● **TASK REQUIREMENTS**:
Gather every line from the entries below that includes "name".

╭─ DATASET RECORDS

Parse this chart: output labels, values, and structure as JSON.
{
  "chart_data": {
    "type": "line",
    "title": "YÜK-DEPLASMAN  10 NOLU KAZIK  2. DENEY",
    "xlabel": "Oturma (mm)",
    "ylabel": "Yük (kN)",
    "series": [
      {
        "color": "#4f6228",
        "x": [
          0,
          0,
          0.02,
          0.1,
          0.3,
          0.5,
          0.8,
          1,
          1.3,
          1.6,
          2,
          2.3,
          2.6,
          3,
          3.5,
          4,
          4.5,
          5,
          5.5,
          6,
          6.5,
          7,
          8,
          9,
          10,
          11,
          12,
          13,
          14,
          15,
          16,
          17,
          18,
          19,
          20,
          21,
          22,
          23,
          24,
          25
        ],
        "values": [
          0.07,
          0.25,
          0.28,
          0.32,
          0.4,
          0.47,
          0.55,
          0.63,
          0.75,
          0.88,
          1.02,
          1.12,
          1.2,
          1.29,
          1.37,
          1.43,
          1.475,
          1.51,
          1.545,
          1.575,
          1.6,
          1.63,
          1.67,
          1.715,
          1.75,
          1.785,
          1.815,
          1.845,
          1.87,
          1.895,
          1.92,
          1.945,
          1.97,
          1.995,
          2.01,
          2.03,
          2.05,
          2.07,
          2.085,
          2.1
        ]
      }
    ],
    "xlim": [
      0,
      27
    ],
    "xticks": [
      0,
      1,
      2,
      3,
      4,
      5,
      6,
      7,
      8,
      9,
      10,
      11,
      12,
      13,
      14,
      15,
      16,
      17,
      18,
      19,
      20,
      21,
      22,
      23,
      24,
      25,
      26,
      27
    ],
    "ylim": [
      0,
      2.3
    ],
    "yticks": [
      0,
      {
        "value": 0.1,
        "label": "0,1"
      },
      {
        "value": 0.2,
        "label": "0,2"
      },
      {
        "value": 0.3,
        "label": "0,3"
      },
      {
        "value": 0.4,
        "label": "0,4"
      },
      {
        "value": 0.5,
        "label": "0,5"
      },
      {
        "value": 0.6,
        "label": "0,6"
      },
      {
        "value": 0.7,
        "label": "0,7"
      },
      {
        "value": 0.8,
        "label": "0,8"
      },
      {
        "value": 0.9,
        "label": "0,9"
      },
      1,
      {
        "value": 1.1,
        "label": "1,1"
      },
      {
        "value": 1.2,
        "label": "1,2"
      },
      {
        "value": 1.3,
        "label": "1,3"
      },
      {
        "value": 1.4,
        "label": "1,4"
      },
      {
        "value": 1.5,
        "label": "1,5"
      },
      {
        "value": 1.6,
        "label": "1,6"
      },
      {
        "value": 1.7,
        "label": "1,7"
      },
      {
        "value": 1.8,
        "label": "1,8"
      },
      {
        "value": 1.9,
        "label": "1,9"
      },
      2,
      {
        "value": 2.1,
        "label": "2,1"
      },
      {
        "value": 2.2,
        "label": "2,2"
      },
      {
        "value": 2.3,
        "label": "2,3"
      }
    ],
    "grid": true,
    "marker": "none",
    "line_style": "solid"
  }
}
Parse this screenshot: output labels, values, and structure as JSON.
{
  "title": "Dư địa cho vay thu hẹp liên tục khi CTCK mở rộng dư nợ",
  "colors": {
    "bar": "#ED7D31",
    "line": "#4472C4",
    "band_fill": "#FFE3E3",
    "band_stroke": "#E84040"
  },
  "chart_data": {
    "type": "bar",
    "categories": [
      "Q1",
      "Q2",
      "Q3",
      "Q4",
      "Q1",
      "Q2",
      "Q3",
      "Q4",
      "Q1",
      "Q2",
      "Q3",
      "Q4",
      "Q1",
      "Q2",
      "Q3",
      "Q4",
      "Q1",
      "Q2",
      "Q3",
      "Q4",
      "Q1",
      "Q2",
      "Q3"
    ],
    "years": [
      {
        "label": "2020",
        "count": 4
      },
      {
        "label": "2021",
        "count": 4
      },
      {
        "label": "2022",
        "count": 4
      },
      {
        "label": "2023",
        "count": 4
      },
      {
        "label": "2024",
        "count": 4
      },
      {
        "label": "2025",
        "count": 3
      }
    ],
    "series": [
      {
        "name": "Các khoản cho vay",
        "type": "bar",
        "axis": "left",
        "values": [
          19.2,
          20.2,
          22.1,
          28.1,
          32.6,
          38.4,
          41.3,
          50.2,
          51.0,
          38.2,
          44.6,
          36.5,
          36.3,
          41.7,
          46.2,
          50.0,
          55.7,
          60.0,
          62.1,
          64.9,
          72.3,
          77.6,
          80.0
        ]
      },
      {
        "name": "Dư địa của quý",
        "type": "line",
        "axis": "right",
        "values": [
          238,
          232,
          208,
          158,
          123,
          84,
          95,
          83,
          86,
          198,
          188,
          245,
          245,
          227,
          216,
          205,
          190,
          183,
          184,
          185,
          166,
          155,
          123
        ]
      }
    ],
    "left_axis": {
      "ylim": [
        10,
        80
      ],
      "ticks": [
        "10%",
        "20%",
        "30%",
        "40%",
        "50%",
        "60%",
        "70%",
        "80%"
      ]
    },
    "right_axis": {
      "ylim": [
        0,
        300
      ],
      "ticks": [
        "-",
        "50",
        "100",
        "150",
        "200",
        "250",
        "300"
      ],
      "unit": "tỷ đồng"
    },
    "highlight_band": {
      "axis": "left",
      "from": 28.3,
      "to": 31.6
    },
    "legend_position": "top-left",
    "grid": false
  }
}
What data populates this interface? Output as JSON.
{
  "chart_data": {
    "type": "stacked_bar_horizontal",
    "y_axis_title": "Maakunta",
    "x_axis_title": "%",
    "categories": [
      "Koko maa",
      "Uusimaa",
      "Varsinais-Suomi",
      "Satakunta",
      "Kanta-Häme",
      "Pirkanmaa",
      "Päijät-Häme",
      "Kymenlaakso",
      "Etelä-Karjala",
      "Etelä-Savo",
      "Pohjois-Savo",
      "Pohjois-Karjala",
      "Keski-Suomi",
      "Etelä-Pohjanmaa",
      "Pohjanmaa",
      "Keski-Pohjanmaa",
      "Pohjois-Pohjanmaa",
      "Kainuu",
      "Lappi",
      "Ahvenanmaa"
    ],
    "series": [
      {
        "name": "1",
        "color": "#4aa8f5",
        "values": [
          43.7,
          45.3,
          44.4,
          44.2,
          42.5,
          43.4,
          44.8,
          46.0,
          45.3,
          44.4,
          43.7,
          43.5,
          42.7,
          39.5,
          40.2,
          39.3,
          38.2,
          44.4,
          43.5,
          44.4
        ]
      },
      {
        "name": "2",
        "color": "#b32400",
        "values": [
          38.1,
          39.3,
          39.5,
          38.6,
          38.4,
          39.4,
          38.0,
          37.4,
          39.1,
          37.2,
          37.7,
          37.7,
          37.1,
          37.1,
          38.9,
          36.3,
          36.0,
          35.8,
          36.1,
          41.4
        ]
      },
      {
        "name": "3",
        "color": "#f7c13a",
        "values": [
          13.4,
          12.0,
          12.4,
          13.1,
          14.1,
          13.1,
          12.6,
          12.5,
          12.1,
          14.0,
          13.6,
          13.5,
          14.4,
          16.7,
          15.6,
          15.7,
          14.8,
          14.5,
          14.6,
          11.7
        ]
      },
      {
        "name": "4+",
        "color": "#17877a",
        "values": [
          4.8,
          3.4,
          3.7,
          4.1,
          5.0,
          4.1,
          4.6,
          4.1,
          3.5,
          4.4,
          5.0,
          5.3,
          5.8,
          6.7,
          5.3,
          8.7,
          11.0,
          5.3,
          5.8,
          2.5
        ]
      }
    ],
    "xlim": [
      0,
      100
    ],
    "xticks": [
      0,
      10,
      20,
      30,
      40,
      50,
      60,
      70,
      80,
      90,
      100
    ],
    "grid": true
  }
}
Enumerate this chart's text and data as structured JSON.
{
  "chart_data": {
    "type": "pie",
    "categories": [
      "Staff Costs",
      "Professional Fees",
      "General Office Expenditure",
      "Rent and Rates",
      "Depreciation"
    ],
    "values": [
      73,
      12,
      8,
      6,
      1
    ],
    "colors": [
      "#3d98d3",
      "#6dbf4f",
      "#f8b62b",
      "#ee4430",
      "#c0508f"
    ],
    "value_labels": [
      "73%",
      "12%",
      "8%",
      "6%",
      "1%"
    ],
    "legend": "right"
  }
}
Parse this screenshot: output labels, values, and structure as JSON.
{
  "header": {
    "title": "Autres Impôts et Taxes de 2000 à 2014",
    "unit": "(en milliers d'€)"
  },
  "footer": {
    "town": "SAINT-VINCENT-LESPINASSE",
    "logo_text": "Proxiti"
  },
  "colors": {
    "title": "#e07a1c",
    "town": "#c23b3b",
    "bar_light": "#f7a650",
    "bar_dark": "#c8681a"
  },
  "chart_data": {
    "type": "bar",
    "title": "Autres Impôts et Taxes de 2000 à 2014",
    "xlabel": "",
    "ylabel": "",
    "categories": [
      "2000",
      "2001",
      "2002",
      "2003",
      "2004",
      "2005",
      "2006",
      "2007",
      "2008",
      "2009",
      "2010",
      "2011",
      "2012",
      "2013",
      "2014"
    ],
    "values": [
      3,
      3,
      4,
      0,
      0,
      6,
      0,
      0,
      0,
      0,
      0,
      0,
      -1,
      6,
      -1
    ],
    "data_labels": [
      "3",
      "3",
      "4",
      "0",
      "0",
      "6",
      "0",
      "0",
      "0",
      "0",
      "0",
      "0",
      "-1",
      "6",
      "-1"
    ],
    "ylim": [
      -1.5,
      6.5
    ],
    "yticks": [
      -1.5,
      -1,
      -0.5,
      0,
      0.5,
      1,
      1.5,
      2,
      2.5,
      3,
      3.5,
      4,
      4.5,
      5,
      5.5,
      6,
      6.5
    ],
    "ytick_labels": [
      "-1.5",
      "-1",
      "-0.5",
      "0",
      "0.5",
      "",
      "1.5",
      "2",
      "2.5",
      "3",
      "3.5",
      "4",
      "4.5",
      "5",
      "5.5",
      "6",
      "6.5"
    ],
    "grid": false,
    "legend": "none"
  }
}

╰─

● **SOLUTION FOR THIS EXERCISE**:
        "name": "Các khoản cho vay",
        "name": "Dư địa của quý",
        "name": "1",
        "name": "2",
        "name": "3",
        "name": "4+",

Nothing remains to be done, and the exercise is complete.